▶ _DATA FOR THE TASK_
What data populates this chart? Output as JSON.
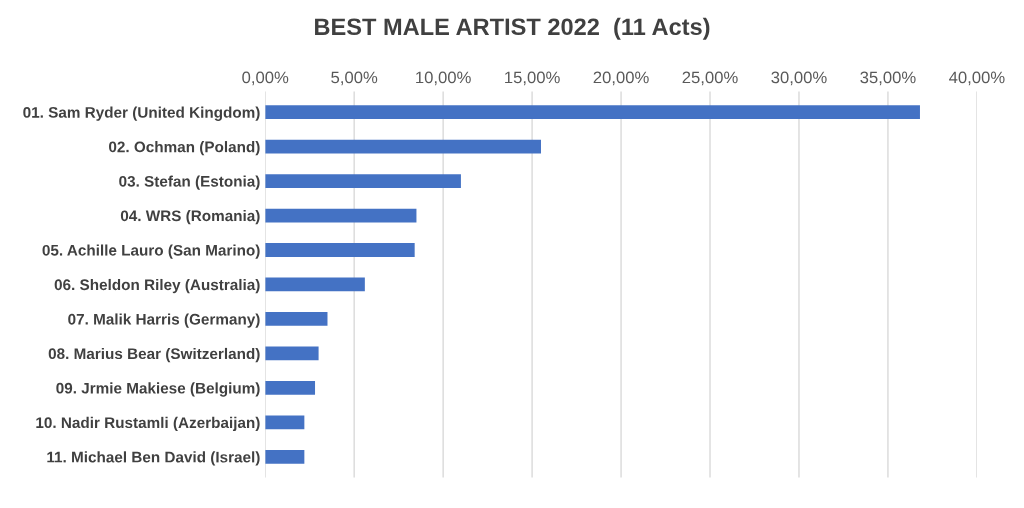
{
  "chart_data": {
    "type": "bar",
    "orientation": "horizontal",
    "title": "BEST MALE ARTIST 2022  (11 Acts)",
    "categories": [
      "01. Sam Ryder (United Kingdom)",
      "02. Ochman (Poland)",
      "03. Stefan (Estonia)",
      "04. WRS (Romania)",
      "05. Achille Lauro (San Marino)",
      "06. Sheldon Riley (Australia)",
      "07. Malik Harris (Germany)",
      "08. Marius Bear (Switzerland)",
      "09. Jrmie Makiese (Belgium)",
      "10. Nadir Rustamli (Azerbaijan)",
      "11. Michael Ben David (Israel)"
    ],
    "values": [
      36.8,
      15.5,
      11.0,
      8.5,
      8.4,
      5.6,
      3.5,
      3.0,
      2.8,
      2.2,
      2.2
    ],
    "color": "#4472c4",
    "xlim": [
      0,
      40
    ],
    "xticks": [
      {
        "value": 0,
        "label": "0,00%"
      },
      {
        "value": 5,
        "label": "5,00%"
      },
      {
        "value": 10,
        "label": "10,00%"
      },
      {
        "value": 15,
        "label": "15,00%"
      },
      {
        "value": 20,
        "label": "20,00%"
      },
      {
        "value": 25,
        "label": "25,00%"
      },
      {
        "value": 30,
        "label": "30,00%"
      },
      {
        "value": 35,
        "label": "35,00%"
      },
      {
        "value": 40,
        "label": "40,00%"
      }
    ],
    "grid": "x",
    "legend": false
  }
}
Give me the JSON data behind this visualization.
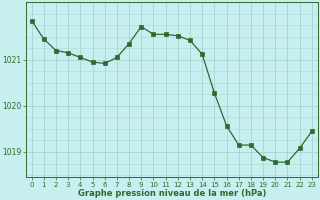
{
  "x": [
    0,
    1,
    2,
    3,
    4,
    5,
    6,
    7,
    8,
    9,
    10,
    11,
    12,
    13,
    14,
    15,
    16,
    17,
    18,
    19,
    20,
    21,
    22,
    23
  ],
  "y": [
    1021.85,
    1021.45,
    1021.2,
    1021.15,
    1021.05,
    1020.95,
    1020.92,
    1021.05,
    1021.35,
    1021.72,
    1021.55,
    1021.55,
    1021.52,
    1021.42,
    1021.12,
    1020.28,
    1019.57,
    1019.15,
    1019.15,
    1018.88,
    1018.78,
    1018.78,
    1019.08,
    1019.45
  ],
  "line_color": "#2d6a2d",
  "marker_color": "#2d6a2d",
  "bg_color": "#c8eff0",
  "grid_color": "#a8d8d8",
  "xlabel": "Graphe pression niveau de la mer (hPa)",
  "xlabel_color": "#2d6a2d",
  "tick_color": "#2d6a2d",
  "axis_color": "#2d6a2d",
  "ylim": [
    1018.45,
    1022.25
  ],
  "yticks": [
    1019,
    1020,
    1021
  ],
  "xlim": [
    -0.5,
    23.5
  ],
  "xticks": [
    0,
    1,
    2,
    3,
    4,
    5,
    6,
    7,
    8,
    9,
    10,
    11,
    12,
    13,
    14,
    15,
    16,
    17,
    18,
    19,
    20,
    21,
    22,
    23
  ]
}
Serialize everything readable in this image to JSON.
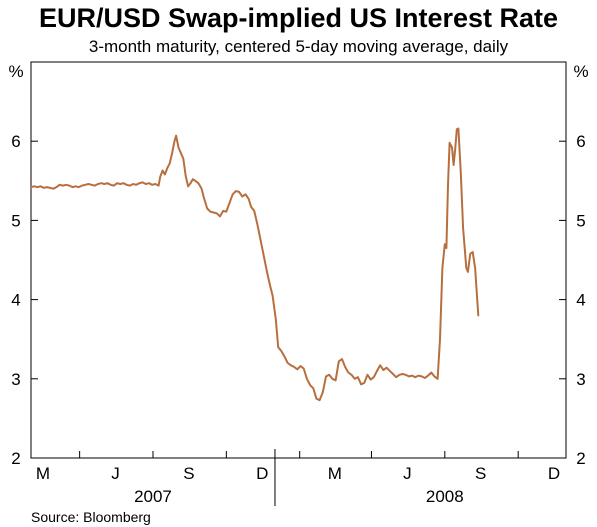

▶ _EXERCISE OBJECTIVE_
Leave out the pictures and output every record above precisely as given.

▶ _WRITTEN SOLUTION_
What data populates this chart? Output as JSON.
{
  "chart_data": {
    "type": "bar",
    "orientation": "horizontal",
    "title": "BEST MALE ARTIST 2022  (11 Acts)",
    "categories": [
      "01. Sam Ryder (United Kingdom)",
      "02. Ochman (Poland)",
      "03. Stefan (Estonia)",
      "04. WRS (Romania)",
      "05. Achille Lauro (San Marino)",
      "06. Sheldon Riley (Australia)",
      "07. Malik Harris (Germany)",
      "08. Marius Bear (Switzerland)",
      "09. Jrmie Makiese (Belgium)",
      "10. Nadir Rustamli (Azerbaijan)",
      "11. Michael Ben David (Israel)"
    ],
    "values": [
      36.8,
      15.5,
      11.0,
      8.5,
      8.4,
      5.6,
      3.5,
      3.0,
      2.8,
      2.2,
      2.2
    ],
    "color": "#4472c4",
    "xlim": [
      0,
      40
    ],
    "xticks": [
      {
        "value": 0,
        "label": "0,00%"
      },
      {
        "value": 5,
        "label": "5,00%"
      },
      {
        "value": 10,
        "label": "10,00%"
      },
      {
        "value": 15,
        "label": "15,00%"
      },
      {
        "value": 20,
        "label": "20,00%"
      },
      {
        "value": 25,
        "label": "25,00%"
      },
      {
        "value": 30,
        "label": "30,00%"
      },
      {
        "value": 35,
        "label": "35,00%"
      },
      {
        "value": 40,
        "label": "40,00%"
      }
    ],
    "grid": "x",
    "legend": false
  }
}
Give me the JSON data behind this visualization.
{
  "x": [
    0,
    1,
    2,
    3,
    4,
    5,
    6,
    7,
    8,
    9,
    10,
    11,
    12,
    13,
    14,
    15,
    16,
    17,
    18,
    19,
    20,
    21,
    22,
    23
  ],
  "y": [
    1021.85,
    1021.45,
    1021.2,
    1021.15,
    1021.05,
    1020.95,
    1020.92,
    1021.05,
    1021.35,
    1021.72,
    1021.55,
    1021.55,
    1021.52,
    1021.42,
    1021.12,
    1020.28,
    1019.57,
    1019.15,
    1019.15,
    1018.88,
    1018.78,
    1018.78,
    1019.08,
    1019.45
  ],
  "line_color": "#2d6a2d",
  "marker_color": "#2d6a2d",
  "bg_color": "#c8eff0",
  "grid_color": "#a8d8d8",
  "xlabel": "Graphe pression niveau de la mer (hPa)",
  "xlabel_color": "#2d6a2d",
  "tick_color": "#2d6a2d",
  "axis_color": "#2d6a2d",
  "ylim": [
    1018.45,
    1022.25
  ],
  "yticks": [
    1019,
    1020,
    1021
  ],
  "xlim": [
    -0.5,
    23.5
  ],
  "xticks": [
    0,
    1,
    2,
    3,
    4,
    5,
    6,
    7,
    8,
    9,
    10,
    11,
    12,
    13,
    14,
    15,
    16,
    17,
    18,
    19,
    20,
    21,
    22,
    23
  ]
}
Serialize everything readable in this image to JSON.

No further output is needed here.